- [Work to do]
From the entries below, please gather each line containing the string "placeholder".

--- Provided records ---

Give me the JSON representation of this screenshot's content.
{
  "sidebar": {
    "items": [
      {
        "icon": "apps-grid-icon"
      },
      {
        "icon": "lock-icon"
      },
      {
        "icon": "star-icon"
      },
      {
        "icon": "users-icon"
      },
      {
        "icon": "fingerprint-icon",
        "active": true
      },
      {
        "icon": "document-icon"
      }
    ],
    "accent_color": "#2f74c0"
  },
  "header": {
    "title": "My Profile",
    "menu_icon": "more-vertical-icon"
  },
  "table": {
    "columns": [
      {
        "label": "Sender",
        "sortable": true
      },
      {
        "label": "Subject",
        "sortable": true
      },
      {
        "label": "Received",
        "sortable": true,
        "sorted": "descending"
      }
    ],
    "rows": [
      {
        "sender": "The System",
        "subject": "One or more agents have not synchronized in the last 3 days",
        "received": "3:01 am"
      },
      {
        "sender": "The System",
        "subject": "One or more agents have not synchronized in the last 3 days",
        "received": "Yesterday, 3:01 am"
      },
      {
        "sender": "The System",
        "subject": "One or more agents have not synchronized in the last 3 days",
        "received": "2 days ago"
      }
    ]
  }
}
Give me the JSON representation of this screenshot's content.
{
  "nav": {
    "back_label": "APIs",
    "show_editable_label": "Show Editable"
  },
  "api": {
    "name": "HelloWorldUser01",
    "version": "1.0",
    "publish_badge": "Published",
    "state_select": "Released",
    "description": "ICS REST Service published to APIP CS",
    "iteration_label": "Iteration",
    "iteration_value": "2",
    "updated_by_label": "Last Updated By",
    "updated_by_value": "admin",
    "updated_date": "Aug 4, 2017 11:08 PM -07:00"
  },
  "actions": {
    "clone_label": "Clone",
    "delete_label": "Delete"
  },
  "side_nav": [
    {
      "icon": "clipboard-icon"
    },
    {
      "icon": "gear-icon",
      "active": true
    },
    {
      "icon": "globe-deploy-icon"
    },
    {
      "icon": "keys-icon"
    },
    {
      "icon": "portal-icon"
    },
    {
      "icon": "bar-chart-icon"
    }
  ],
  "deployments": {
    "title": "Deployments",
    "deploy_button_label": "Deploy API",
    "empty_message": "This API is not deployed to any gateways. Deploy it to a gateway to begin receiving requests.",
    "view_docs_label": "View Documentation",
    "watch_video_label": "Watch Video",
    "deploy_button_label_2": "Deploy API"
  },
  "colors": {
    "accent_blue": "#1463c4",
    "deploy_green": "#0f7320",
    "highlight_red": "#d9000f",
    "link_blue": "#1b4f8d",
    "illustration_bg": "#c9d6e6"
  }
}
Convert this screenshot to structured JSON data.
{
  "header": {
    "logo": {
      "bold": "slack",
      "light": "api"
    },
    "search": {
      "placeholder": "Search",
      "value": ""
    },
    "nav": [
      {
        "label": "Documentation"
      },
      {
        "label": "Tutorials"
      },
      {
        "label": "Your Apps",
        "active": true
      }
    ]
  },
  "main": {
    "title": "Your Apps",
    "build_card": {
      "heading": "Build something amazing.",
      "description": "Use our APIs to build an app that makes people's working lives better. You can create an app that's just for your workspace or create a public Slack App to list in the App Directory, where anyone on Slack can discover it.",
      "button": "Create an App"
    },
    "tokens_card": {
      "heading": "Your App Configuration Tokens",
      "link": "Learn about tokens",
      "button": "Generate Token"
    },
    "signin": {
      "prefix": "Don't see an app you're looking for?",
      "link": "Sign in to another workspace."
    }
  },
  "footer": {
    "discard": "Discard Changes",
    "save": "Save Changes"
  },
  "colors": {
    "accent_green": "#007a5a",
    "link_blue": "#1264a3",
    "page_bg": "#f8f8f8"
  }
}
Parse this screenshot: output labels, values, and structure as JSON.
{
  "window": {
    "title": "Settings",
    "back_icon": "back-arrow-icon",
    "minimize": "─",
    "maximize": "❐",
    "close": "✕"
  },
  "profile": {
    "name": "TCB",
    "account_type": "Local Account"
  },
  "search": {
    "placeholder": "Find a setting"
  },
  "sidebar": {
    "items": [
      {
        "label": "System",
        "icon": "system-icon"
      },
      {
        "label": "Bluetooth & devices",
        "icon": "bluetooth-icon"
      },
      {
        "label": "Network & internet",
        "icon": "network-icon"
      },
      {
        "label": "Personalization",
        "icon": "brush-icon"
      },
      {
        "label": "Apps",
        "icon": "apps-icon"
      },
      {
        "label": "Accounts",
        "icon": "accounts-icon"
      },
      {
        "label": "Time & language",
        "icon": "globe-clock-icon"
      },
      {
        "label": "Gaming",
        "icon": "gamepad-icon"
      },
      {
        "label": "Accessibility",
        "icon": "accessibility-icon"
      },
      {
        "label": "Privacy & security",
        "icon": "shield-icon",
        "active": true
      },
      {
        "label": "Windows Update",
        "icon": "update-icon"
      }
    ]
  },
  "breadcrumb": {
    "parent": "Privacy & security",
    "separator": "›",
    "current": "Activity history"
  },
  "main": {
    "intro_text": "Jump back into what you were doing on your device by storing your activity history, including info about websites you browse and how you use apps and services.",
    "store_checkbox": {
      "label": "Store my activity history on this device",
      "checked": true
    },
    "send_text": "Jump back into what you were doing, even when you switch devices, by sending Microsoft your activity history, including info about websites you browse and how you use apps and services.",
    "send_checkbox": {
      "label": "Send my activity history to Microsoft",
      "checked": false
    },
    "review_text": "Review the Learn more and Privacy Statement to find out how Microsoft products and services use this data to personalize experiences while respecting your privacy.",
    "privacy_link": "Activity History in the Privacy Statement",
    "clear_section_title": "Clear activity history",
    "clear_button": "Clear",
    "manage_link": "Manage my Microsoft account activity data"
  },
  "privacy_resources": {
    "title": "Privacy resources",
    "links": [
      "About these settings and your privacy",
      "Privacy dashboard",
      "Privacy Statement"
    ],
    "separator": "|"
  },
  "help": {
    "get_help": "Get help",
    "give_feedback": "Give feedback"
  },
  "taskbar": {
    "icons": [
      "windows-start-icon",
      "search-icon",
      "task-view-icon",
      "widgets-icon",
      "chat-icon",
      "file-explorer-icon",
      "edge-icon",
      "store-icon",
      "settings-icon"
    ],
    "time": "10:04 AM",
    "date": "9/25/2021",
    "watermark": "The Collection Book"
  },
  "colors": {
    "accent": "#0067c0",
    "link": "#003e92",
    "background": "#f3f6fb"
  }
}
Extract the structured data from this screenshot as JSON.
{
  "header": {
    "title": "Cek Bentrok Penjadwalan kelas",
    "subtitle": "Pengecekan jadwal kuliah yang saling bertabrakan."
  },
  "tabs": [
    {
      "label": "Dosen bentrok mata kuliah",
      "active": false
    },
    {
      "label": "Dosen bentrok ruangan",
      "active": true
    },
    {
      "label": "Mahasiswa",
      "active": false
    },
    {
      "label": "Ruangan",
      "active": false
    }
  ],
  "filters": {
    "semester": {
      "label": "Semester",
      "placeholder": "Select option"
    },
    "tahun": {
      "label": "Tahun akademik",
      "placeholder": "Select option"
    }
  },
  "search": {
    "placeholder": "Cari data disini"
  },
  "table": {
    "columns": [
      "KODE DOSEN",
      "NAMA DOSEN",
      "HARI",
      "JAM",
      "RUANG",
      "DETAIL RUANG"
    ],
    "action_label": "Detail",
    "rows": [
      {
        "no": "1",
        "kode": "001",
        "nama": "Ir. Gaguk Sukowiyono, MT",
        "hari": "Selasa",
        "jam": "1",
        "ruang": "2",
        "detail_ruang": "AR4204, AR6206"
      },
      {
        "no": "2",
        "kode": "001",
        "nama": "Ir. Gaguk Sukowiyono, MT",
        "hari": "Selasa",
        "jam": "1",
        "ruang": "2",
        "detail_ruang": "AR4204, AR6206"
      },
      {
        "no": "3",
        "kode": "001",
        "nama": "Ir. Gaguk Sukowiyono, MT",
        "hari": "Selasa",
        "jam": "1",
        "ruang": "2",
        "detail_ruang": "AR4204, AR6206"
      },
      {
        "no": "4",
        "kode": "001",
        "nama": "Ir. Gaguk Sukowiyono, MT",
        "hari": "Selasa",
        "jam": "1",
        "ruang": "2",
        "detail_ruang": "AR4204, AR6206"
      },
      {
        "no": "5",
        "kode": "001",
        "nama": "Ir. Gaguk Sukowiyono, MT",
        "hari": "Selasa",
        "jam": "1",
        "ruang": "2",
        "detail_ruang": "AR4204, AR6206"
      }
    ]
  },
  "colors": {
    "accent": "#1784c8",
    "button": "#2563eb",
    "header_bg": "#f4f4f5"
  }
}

---

- [Task response]
      "placeholder": "Search",
    "placeholder": "Find a setting"
      "placeholder": "Select option"
      "placeholder": "Select option"
    "placeholder": "Cari data disini"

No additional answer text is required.